* 练习任务:
1. 根据中法战事报道，沪尾还停泊着几艘法国兵船？
2. 请接续中法战事报道，从其最后一句之后往下写。

* 提取文本:

九月初八日
外洋消息
「泰晤士新闻纸」言该馆在法京之访事人,一日会晤法外部大臣斐礼,言及现在中、法构兵:『然上海则我法人决不滋扰,并不近上海之地』。斐礼又云:『我法人并不欲多事;但欲驻治东京,不愿中国出而阻挠而已』。该报录此语入报,因缀数语于后;谓『既法人不欲多事,但志在东京,顾何以不惮数万里程途而扰及中国海口?此诚不解其意也』。
台湾要电
探悉上海官场二十八日接厦门转电,言接台湾加紧军报,知二十日法兵猝出不意,登岸猛击我沪尾之军;于是统带官前署福建陆路提督孙庚堂军门开华等率师力拒法兵,约共死三百名、阵斩三十五名,我军伤亡百余人。时将士已露宿十余日,乏不可支;台匪窥官军之疲,各思蠢动,以致运道梗塞。刘爵帅驻节台南(囗),无钱无援;时局苍凉,不堪设想!而沪尾尚泊法兵船八艘,基隆尚泊五艘,仍思一逞;我兵以无船故,无以驱之。居民又纷纷然各在山顶筑垒树旗,声言报效;不知其是何居心!台南军事,已危在旦夕。电音止此,君子于是益太息于畛域之各分也!

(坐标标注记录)
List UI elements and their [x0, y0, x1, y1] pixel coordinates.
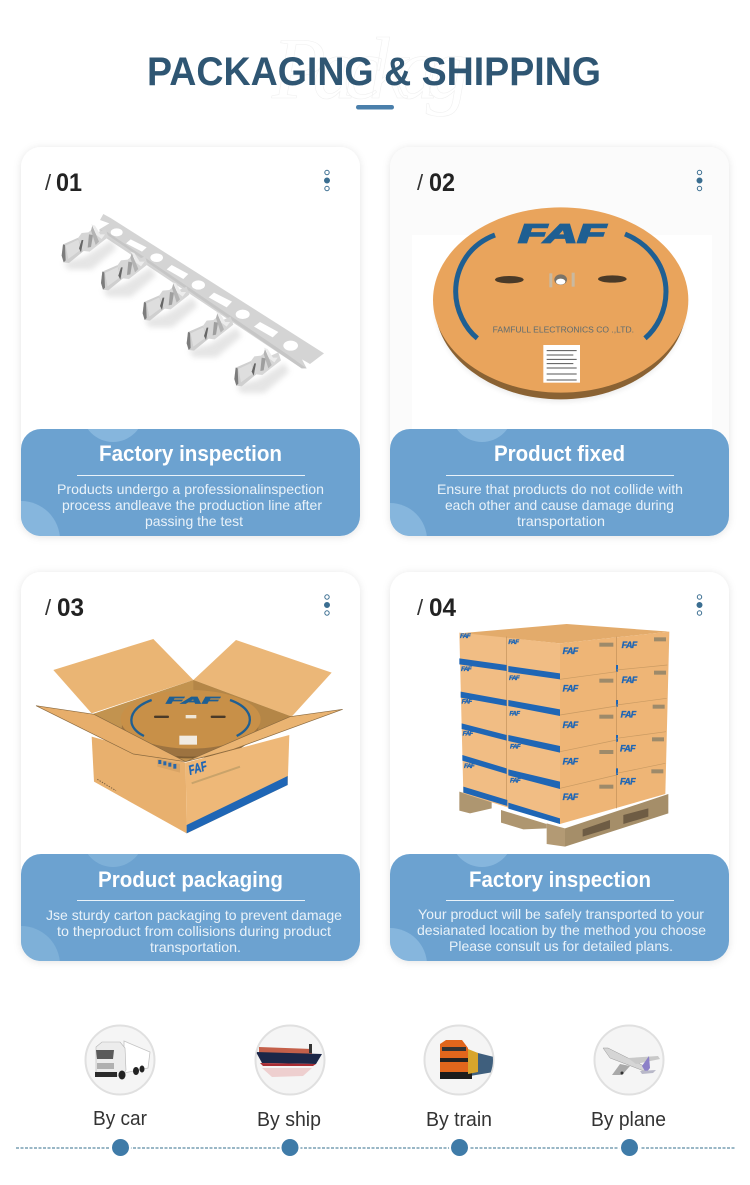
panel: card 02 product fixed — [388, 146, 731, 539]
carton logos: FAF — [563, 646, 579, 656]
caption heading: Factory inspection — [469, 867, 651, 892]
caption text — [417, 906, 706, 954]
menu dots — [324, 595, 330, 615]
icon: ship — [256, 1026, 324, 1094]
panel: card 04 delivery — [388, 571, 731, 964]
label: by plane: By plane — [591, 1109, 666, 1131]
reel logo: FAF — [518, 218, 608, 248]
title underline — [356, 105, 394, 110]
caption panel 02 — [390, 429, 729, 536]
label: by train: By train — [426, 1109, 492, 1131]
carton logos: FAF — [620, 743, 636, 753]
caption text — [57, 481, 324, 529]
carton logos: FAF — [461, 666, 472, 673]
reel company name: FAMFULL ELECTRONICS CO .,LTD. — [493, 326, 634, 335]
caption text: Jse sturdy carton packaging to prevent damage — [46, 907, 342, 923]
script watermark: Packag — [271, 21, 470, 118]
transport methods — [16, 1026, 735, 1157]
caption text: each other and cause damage during — [445, 497, 674, 513]
step number 04 — [417, 594, 456, 622]
carton logos: FAF — [464, 763, 475, 770]
carton logos: FAF — [622, 640, 638, 650]
step number 03: / — [45, 595, 52, 620]
carton logos: FAF — [509, 675, 520, 682]
caption text: Please consult us for detailed plans. — [449, 938, 673, 954]
caption text: transportation — [517, 513, 605, 529]
inner reel logo: FAF — [166, 696, 220, 706]
carton logos: FAF — [510, 744, 521, 751]
carton logos — [460, 633, 638, 802]
carton logos: FAF — [463, 730, 473, 737]
carton logo: FAF — [187, 758, 209, 778]
wooden pallet — [459, 792, 668, 847]
caption panel 03 — [21, 854, 360, 961]
caption heading: Product fixed — [494, 441, 625, 466]
caption text: Products undergo a professionalinspection — [57, 481, 324, 497]
carton logos: FAF — [563, 720, 579, 730]
label: by car: By car — [93, 1108, 147, 1130]
panel: card 01 factory inspection — [19, 146, 362, 539]
header — [147, 21, 601, 118]
caption text: desianated location by the method you choose — [417, 922, 706, 938]
caption text: passing the test — [145, 513, 243, 529]
icon: plane — [594, 1026, 664, 1094]
caption text — [437, 481, 683, 529]
carton logos: FAF — [460, 633, 471, 640]
caption heading: Product packaging — [98, 867, 283, 892]
label: by ship: By ship — [257, 1109, 321, 1131]
carton logos: FAF — [508, 639, 519, 646]
carton logos: FAF — [621, 709, 637, 719]
timeline — [16, 1138, 735, 1157]
caption text: Your product will be safely transported to your — [418, 906, 704, 922]
menu dots — [697, 595, 702, 615]
step number 04: 04 — [429, 594, 456, 622]
step number 03 — [45, 594, 84, 622]
carton logos: FAF — [622, 675, 638, 685]
menu dots — [697, 170, 702, 191]
image: palletised cartons — [459, 624, 669, 847]
step number 02: 02 — [429, 169, 455, 197]
step number 04: / — [417, 595, 424, 620]
carton logos: FAF — [563, 683, 579, 693]
menu dots — [324, 170, 330, 191]
caption text — [46, 907, 342, 955]
step number 02: / — [417, 170, 424, 195]
step number 02 — [417, 169, 455, 197]
carton logos: FAF — [563, 792, 579, 802]
caption text: process andleave the production line after — [62, 497, 322, 513]
carton logos: FAF — [510, 778, 521, 785]
caption panel 04 — [390, 854, 729, 961]
step number 01: 01 — [56, 169, 82, 197]
caption text: Ensure that products do not collide with — [437, 481, 683, 497]
image: metal terminal strip — [62, 214, 324, 393]
carton logos: FAF — [509, 711, 520, 718]
caption panel 01 — [21, 429, 360, 536]
image: cardboard reel — [433, 207, 688, 402]
step number 03: 03 — [57, 594, 84, 622]
carton logos: FAF — [462, 698, 472, 705]
carton logos: FAF — [563, 757, 579, 767]
panel: card 03 product packaging — [19, 571, 362, 964]
caption text: transportation. — [150, 939, 241, 955]
title: PACKAGING & SHIPPING — [147, 50, 601, 94]
icon: truck — [86, 1026, 154, 1094]
step number 01 — [45, 169, 82, 197]
carton logos: FAF — [620, 777, 636, 787]
step number 01: / — [45, 170, 52, 195]
reel label — [543, 345, 580, 383]
caption text: to theproduct from collisions during product — [57, 923, 331, 939]
caption heading: Factory inspection — [99, 441, 282, 466]
icon: train — [424, 1026, 494, 1094]
image: open carton — [36, 639, 343, 833]
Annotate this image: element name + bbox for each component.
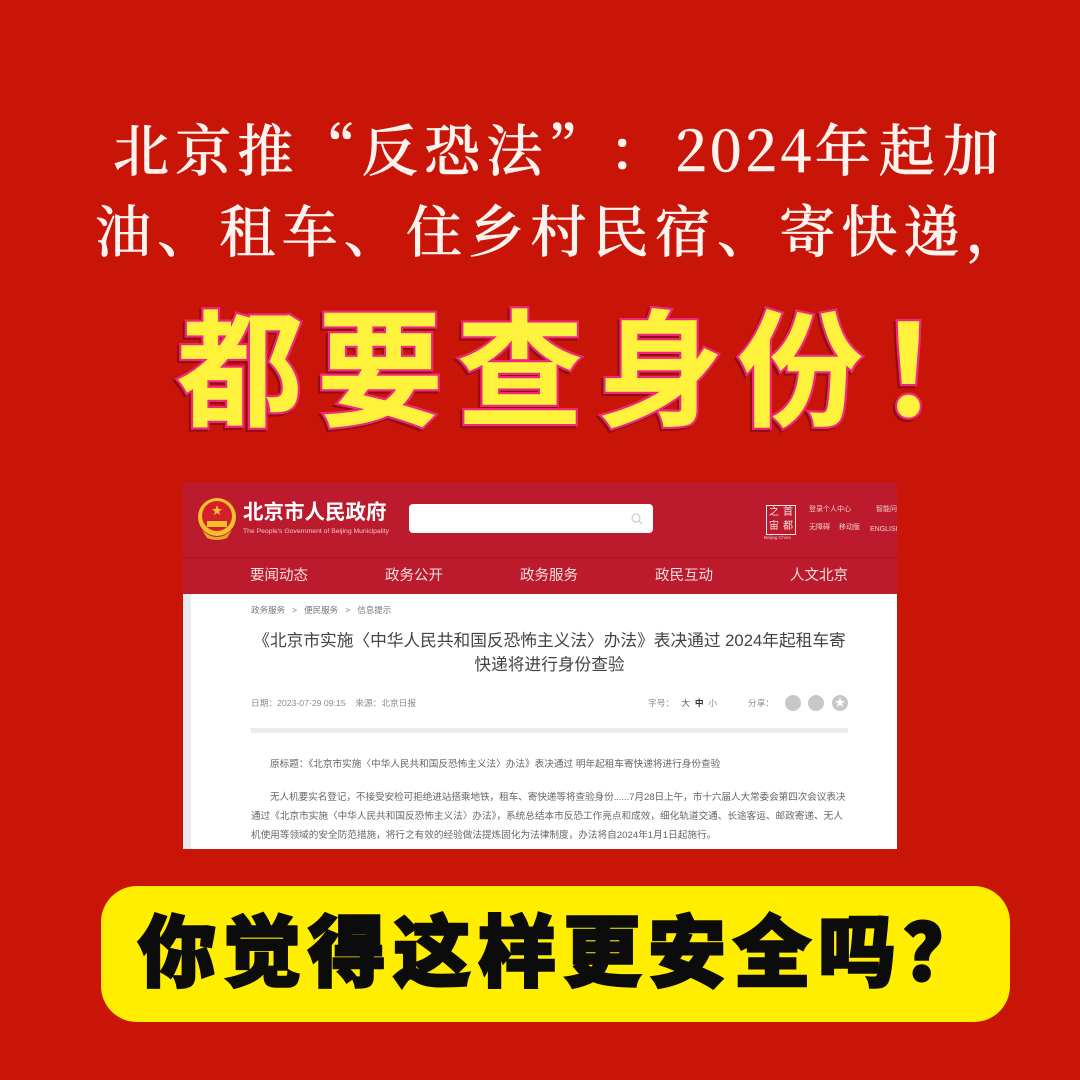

* 练习答案:
1. 八艘。

2.
台湾信息
初四日,又接台北来信言:法水师提督孤拔现因兵士缺少、情形支绌,计无可施;惟驻泊基隆以俟援兵之至,而久延时日、望眼徒悬,殊多束手之叹也。若欲由东京调拨以作应援,而中兵之扼守险要者有如棋布星罗,又不敢轻于启发。观其情形,实属大费踌躇;可知黩武穷兵,终当自敝。彼未见其利而先睹其害,岂待智者辨之哉!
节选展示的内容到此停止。